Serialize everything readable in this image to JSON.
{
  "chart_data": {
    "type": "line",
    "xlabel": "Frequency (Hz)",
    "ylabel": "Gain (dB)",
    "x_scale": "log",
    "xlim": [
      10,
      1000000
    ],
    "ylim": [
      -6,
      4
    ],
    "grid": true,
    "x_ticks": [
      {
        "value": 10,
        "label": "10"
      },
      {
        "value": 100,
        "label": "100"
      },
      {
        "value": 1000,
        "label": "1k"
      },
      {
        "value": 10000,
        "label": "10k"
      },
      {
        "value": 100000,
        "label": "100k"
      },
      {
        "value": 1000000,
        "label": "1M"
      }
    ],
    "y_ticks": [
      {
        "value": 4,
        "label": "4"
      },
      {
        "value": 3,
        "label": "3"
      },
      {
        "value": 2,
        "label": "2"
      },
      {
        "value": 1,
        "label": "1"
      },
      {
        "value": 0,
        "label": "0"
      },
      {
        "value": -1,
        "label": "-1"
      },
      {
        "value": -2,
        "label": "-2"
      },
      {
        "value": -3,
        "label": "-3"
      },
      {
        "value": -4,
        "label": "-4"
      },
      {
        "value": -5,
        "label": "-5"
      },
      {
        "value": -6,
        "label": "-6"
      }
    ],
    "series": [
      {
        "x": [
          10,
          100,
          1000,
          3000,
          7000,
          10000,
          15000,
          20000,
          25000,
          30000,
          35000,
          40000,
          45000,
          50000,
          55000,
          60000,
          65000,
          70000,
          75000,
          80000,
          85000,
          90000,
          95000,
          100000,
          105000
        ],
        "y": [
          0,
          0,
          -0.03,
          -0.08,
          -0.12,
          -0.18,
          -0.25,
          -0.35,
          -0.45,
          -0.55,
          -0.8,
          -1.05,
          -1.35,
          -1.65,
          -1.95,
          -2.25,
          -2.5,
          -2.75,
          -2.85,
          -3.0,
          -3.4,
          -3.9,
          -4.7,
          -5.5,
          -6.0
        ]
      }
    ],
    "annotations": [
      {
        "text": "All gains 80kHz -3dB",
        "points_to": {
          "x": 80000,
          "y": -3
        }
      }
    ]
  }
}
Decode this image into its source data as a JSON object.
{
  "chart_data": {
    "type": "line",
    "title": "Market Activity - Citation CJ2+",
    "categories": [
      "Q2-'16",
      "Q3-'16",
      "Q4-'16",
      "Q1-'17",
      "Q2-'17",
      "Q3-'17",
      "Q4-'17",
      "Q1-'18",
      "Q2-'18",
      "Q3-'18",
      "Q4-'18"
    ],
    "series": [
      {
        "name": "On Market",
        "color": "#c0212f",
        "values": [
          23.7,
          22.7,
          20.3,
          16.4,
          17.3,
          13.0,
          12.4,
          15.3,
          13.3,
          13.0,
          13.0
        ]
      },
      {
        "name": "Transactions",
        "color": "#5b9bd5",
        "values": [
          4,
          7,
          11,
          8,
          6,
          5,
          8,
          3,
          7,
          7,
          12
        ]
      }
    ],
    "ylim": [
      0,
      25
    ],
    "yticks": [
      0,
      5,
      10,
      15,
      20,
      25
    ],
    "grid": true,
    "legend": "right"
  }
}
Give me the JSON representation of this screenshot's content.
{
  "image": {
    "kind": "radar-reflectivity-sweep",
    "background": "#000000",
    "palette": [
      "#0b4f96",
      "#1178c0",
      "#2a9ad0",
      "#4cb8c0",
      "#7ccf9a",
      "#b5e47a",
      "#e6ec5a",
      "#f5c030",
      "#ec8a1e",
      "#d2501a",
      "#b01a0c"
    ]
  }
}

---*---

Your objective
Set down all of the entries exactly, please.

Task result
Serialize everything readable in this image to JSON.
{
  "chart_data": {
    "type": "line",
    "xlabel": "Frequency (Hz)",
    "ylabel": "Gain (dB)",
    "x_scale": "log",
    "xlim": [
      10,
      1000000
    ],
    "ylim": [
      -6,
      4
    ],
    "grid": true,
    "x_ticks": [
      {
        "value": 10,
        "label": "10"
      },
      {
        "value": 100,
        "label": "100"
      },
      {
        "value": 1000,
        "label": "1k"
      },
      {
        "value": 10000,
        "label": "10k"
      },
      {
        "value": 100000,
        "label": "100k"
      },
      {
        "value": 1000000,
        "label": "1M"
      }
    ],
    "y_ticks": [
      {
        "value": 4,
        "label": "4"
      },
      {
        "value": 3,
        "label": "3"
      },
      {
        "value": 2,
        "label": "2"
      },
      {
        "value": 1,
        "label": "1"
      },
      {
        "value": 0,
        "label": "0"
      },
      {
        "value": -1,
        "label": "-1"
      },
      {
        "value": -2,
        "label": "-2"
      },
      {
        "value": -3,
        "label": "-3"
      },
      {
        "value": -4,
        "label": "-4"
      },
      {
        "value": -5,
        "label": "-5"
      },
      {
        "value": -6,
        "label": "-6"
      }
    ],
    "series": [
      {
        "x": [
          10,
          100,
          1000,
          3000,
          7000,
          10000,
          15000,
          20000,
          25000,
          30000,
          35000,
          40000,
          45000,
          50000,
          55000,
          60000,
          65000,
          70000,
          75000,
          80000,
          85000,
          90000,
          95000,
          100000,
          105000
        ],
        "y": [
          0,
          0,
          -0.03,
          -0.08,
          -0.12,
          -0.18,
          -0.25,
          -0.35,
          -0.45,
          -0.55,
          -0.8,
          -1.05,
          -1.35,
          -1.65,
          -1.95,
          -2.25,
          -2.5,
          -2.75,
          -2.85,
          -3.0,
          -3.4,
          -3.9,
          -4.7,
          -5.5,
          -6.0
        ]
      }
    ],
    "annotations": [
      {
        "text": "All gains 80kHz -3dB",
        "points_to": {
          "x": 80000,
          "y": -3
        }
      }
    ]
  }
}
Decode this image into its source data as a JSON object.
{
  "chart_data": {
    "type": "line",
    "title": "Market Activity - Citation CJ2+",
    "categories": [
      "Q2-'16",
      "Q3-'16",
      "Q4-'16",
      "Q1-'17",
      "Q2-'17",
      "Q3-'17",
      "Q4-'17",
      "Q1-'18",
      "Q2-'18",
      "Q3-'18",
      "Q4-'18"
    ],
    "series": [
      {
        "name": "On Market",
        "color": "#c0212f",
        "values": [
          23.7,
          22.7,
          20.3,
          16.4,
          17.3,
          13.0,
          12.4,
          15.3,
          13.3,
          13.0,
          13.0
        ]
      },
      {
        "name": "Transactions",
        "color": "#5b9bd5",
        "values": [
          4,
          7,
          11,
          8,
          6,
          5,
          8,
          3,
          7,
          7,
          12
        ]
      }
    ],
    "ylim": [
      0,
      25
    ],
    "yticks": [
      0,
      5,
      10,
      15,
      20,
      25
    ],
    "grid": true,
    "legend": "right"
  }
}
Give me the JSON representation of this screenshot's content.
{
  "image": {
    "kind": "radar-reflectivity-sweep",
    "background": "#000000",
    "palette": [
      "#0b4f96",
      "#1178c0",
      "#2a9ad0",
      "#4cb8c0",
      "#7ccf9a",
      "#b5e47a",
      "#e6ec5a",
      "#f5c030",
      "#ec8a1e",
      "#d2501a",
      "#b01a0c"
    ]
  }
}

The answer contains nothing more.